→ Your objective
Every line below should be repeated exactly.

→ Extracted records
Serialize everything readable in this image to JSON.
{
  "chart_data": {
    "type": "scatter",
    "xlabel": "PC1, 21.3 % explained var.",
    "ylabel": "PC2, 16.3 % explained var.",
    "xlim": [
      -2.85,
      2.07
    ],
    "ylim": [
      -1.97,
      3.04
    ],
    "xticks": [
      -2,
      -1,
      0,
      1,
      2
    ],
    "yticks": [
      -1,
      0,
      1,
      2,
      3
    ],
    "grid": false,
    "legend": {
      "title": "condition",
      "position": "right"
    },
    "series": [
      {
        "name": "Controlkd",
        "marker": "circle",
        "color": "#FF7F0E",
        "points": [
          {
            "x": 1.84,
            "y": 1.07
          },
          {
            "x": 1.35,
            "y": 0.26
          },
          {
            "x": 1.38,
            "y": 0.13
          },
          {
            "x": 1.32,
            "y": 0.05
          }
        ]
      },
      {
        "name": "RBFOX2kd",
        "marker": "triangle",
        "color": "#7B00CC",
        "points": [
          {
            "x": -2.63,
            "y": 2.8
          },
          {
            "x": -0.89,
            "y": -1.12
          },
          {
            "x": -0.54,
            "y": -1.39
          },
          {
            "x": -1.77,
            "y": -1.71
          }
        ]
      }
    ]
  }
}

→ Exercise answer
Serialize everything readable in this image to JSON.
{
  "chart_data": {
    "type": "scatter",
    "xlabel": "PC1, 21.3 % explained var.",
    "ylabel": "PC2, 16.3 % explained var.",
    "xlim": [
      -2.85,
      2.07
    ],
    "ylim": [
      -1.97,
      3.04
    ],
    "xticks": [
      -2,
      -1,
      0,
      1,
      2
    ],
    "yticks": [
      -1,
      0,
      1,
      2,
      3
    ],
    "grid": false,
    "legend": {
      "title": "condition",
      "position": "right"
    },
    "series": [
      {
        "name": "Controlkd",
        "marker": "circle",
        "color": "#FF7F0E",
        "points": [
          {
            "x": 1.84,
            "y": 1.07
          },
          {
            "x": 1.35,
            "y": 0.26
          },
          {
            "x": 1.38,
            "y": 0.13
          },
          {
            "x": 1.32,
            "y": 0.05
          }
        ]
      },
      {
        "name": "RBFOX2kd",
        "marker": "triangle",
        "color": "#7B00CC",
        "points": [
          {
            "x": -2.63,
            "y": 2.8
          },
          {
            "x": -0.89,
            "y": -1.12
          },
          {
            "x": -0.54,
            "y": -1.39
          },
          {
            "x": -1.77,
            "y": -1.71
          }
        ]
      }
    ]
  }
}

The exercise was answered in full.